§ Short problem:
Output the full listing below exactly as it reads, and skip anything that is a picture.

§ Extracted data entries:

>> Begin

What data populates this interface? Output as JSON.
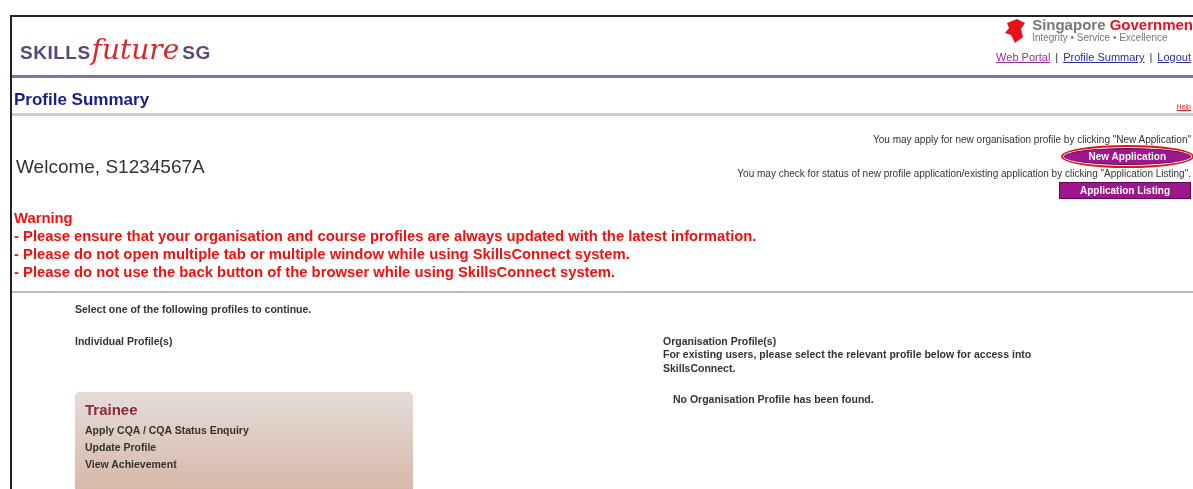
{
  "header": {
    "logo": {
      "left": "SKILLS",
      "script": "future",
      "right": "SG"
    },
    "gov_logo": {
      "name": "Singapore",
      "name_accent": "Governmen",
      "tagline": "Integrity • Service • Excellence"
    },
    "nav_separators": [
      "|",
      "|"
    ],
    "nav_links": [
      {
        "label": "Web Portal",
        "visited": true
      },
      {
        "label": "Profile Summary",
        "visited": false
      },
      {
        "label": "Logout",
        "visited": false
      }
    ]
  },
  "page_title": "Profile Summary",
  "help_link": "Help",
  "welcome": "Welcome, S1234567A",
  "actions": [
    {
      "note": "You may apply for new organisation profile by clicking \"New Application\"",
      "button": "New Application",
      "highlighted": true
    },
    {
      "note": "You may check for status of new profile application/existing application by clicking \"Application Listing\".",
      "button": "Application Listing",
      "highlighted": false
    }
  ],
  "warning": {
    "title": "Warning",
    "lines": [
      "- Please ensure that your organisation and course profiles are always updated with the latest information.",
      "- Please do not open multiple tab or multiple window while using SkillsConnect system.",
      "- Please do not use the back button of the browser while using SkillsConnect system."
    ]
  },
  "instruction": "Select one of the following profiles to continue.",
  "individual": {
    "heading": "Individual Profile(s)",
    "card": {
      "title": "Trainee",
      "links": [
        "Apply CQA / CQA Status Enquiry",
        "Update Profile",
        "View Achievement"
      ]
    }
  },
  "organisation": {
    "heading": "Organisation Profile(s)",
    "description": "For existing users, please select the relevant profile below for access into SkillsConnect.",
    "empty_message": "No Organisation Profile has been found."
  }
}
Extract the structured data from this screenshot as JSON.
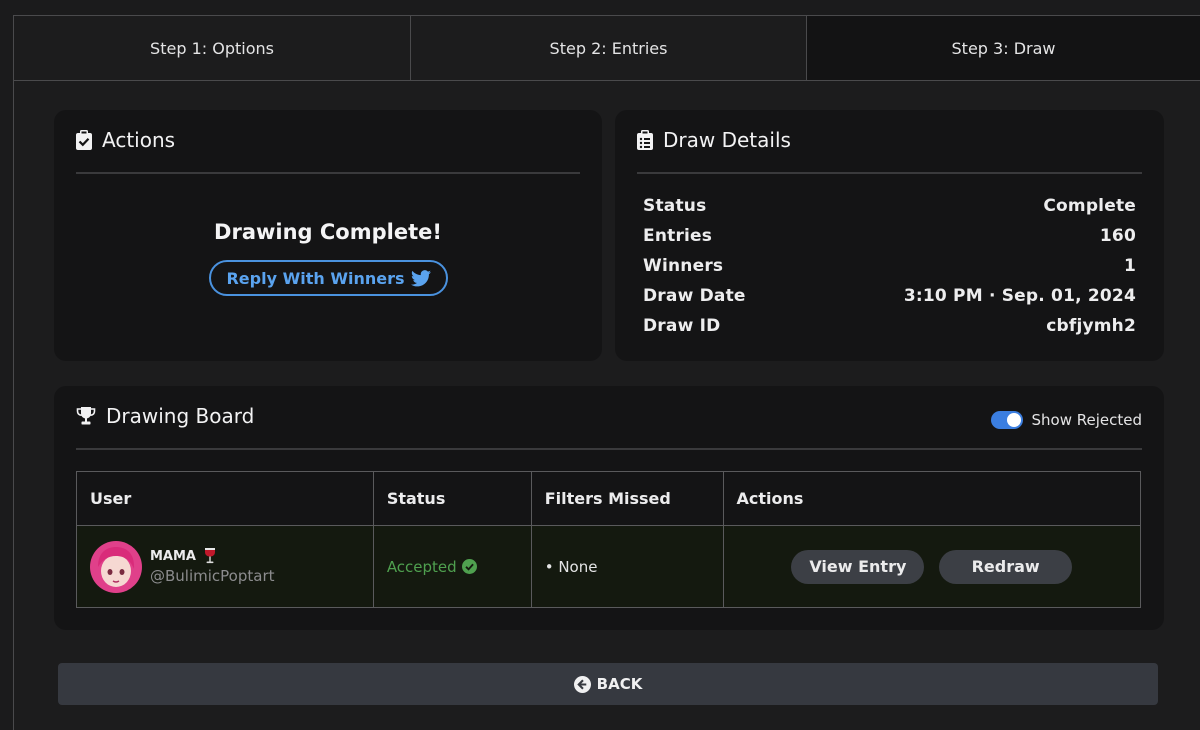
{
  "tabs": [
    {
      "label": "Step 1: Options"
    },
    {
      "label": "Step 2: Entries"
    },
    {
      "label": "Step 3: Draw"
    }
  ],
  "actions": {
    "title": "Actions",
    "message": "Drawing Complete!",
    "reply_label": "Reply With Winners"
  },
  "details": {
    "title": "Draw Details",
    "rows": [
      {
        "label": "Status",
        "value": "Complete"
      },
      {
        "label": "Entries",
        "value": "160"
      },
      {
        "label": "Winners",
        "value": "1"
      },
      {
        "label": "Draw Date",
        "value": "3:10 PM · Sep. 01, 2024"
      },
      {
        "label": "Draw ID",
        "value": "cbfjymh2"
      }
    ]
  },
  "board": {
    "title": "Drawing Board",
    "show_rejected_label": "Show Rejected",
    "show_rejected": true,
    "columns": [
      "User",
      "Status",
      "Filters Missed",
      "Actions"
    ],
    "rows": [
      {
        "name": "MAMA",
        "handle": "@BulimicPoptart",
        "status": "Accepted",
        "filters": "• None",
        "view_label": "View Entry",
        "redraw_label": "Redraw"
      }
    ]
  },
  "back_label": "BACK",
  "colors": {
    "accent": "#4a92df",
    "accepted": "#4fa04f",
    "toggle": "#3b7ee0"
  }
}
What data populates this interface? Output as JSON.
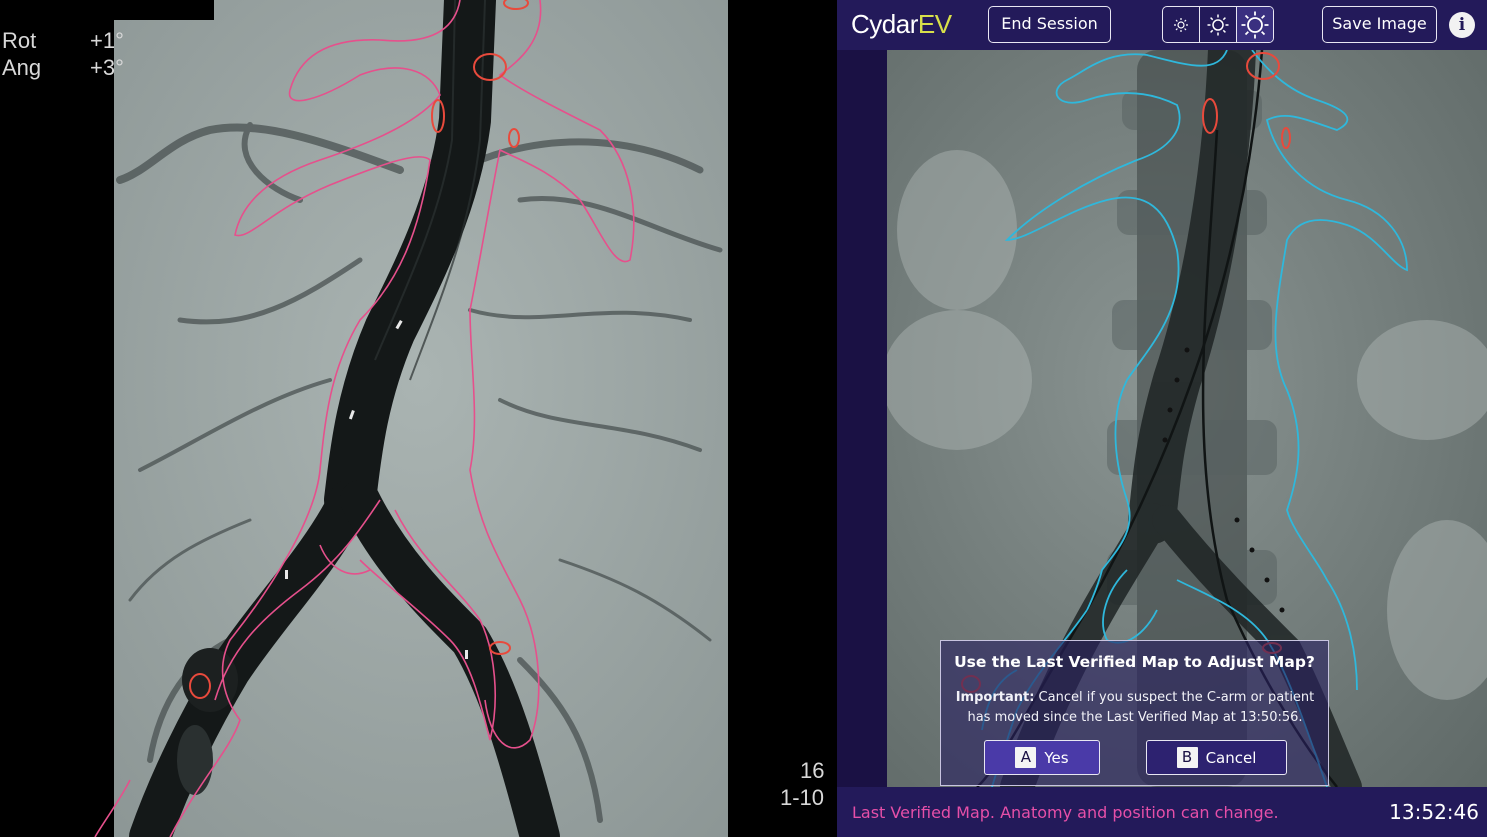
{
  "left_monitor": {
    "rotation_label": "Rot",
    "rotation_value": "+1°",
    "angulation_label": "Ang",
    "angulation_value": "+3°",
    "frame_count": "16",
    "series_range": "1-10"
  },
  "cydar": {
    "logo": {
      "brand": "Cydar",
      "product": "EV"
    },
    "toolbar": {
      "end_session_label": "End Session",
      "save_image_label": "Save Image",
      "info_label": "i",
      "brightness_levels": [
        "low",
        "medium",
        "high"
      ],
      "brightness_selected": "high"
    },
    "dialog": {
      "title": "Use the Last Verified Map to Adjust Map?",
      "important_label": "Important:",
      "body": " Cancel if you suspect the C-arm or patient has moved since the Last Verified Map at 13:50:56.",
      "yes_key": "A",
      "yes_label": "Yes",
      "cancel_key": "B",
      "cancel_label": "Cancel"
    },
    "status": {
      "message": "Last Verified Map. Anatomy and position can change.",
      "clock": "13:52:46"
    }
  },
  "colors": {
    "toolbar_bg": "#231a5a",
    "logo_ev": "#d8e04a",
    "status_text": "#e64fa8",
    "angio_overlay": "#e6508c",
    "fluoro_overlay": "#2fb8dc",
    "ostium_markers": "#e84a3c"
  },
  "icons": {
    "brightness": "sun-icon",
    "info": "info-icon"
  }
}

>> End

§ Response:
What data populates this interface? Output as JSON.
{
  "header": {
    "logo": {
      "left": "SKILLS",
      "script": "future",
      "right": "SG"
    },
    "gov_logo": {
      "name": "Singapore",
      "name_accent": "Governmen",
      "tagline": "Integrity • Service • Excellence"
    },
    "nav_separators": [
      "|",
      "|"
    ],
    "nav_links": [
      {
        "label": "Web Portal",
        "visited": true
      },
      {
        "label": "Profile Summary",
        "visited": false
      },
      {
        "label": "Logout",
        "visited": false
      }
    ]
  },
  "page_title": "Profile Summary",
  "help_link": "Help",
  "welcome": "Welcome, S1234567A",
  "actions": [
    {
      "note": "You may apply for new organisation profile by clicking \"New Application\"",
      "button": "New Application",
      "highlighted": true
    },
    {
      "note": "You may check for status of new profile application/existing application by clicking \"Application Listing\".",
      "button": "Application Listing",
      "highlighted": false
    }
  ],
  "warning": {
    "title": "Warning",
    "lines": [
      "- Please ensure that your organisation and course profiles are always updated with the latest information.",
      "- Please do not open multiple tab or multiple window while using SkillsConnect system.",
      "- Please do not use the back button of the browser while using SkillsConnect system."
    ]
  },
  "instruction": "Select one of the following profiles to continue.",
  "individual": {
    "heading": "Individual Profile(s)",
    "card": {
      "title": "Trainee",
      "links": [
        "Apply CQA / CQA Status Enquiry",
        "Update Profile",
        "View Achievement"
      ]
    }
  },
  "organisation": {
    "heading": "Organisation Profile(s)",
    "description": "For existing users, please select the relevant profile below for access into SkillsConnect.",
    "empty_message": "No Organisation Profile has been found."
  }
}
Extract the structured data from this screenshot as JSON.
{
  "tabs": [
    {
      "label": "Step 1: Options"
    },
    {
      "label": "Step 2: Entries"
    },
    {
      "label": "Step 3: Draw"
    }
  ],
  "actions": {
    "title": "Actions",
    "message": "Drawing Complete!",
    "reply_label": "Reply With Winners"
  },
  "details": {
    "title": "Draw Details",
    "rows": [
      {
        "label": "Status",
        "value": "Complete"
      },
      {
        "label": "Entries",
        "value": "160"
      },
      {
        "label": "Winners",
        "value": "1"
      },
      {
        "label": "Draw Date",
        "value": "3:10 PM · Sep. 01, 2024"
      },
      {
        "label": "Draw ID",
        "value": "cbfjymh2"
      }
    ]
  },
  "board": {
    "title": "Drawing Board",
    "show_rejected_label": "Show Rejected",
    "show_rejected": true,
    "columns": [
      "User",
      "Status",
      "Filters Missed",
      "Actions"
    ],
    "rows": [
      {
        "name": "MAMA",
        "handle": "@BulimicPoptart",
        "status": "Accepted",
        "filters": "• None",
        "view_label": "View Entry",
        "redraw_label": "Redraw"
      }
    ]
  },
  "back_label": "BACK",
  "colors": {
    "accent": "#4a92df",
    "accepted": "#4fa04f",
    "toggle": "#3b7ee0"
  }
}
What data populates this interface? Output as JSON.
{
  "left_monitor": {
    "rotation_label": "Rot",
    "rotation_value": "+1°",
    "angulation_label": "Ang",
    "angulation_value": "+3°",
    "frame_count": "16",
    "series_range": "1-10"
  },
  "cydar": {
    "logo": {
      "brand": "Cydar",
      "product": "EV"
    },
    "toolbar": {
      "end_session_label": "End Session",
      "save_image_label": "Save Image",
      "info_label": "i",
      "brightness_levels": [
        "low",
        "medium",
        "high"
      ],
      "brightness_selected": "high"
    },
    "dialog": {
      "title": "Use the Last Verified Map to Adjust Map?",
      "important_label": "Important:",
      "body": " Cancel if you suspect the C-arm or patient has moved since the Last Verified Map at 13:50:56.",
      "yes_key": "A",
      "yes_label": "Yes",
      "cancel_key": "B",
      "cancel_label": "Cancel"
    },
    "status": {
      "message": "Last Verified Map. Anatomy and position can change.",
      "clock": "13:52:46"
    }
  },
  "colors": {
    "toolbar_bg": "#231a5a",
    "logo_ev": "#d8e04a",
    "status_text": "#e64fa8",
    "angio_overlay": "#e6508c",
    "fluoro_overlay": "#2fb8dc",
    "ostium_markers": "#e84a3c"
  },
  "icons": {
    "brightness": "sun-icon",
    "info": "info-icon"
  }
}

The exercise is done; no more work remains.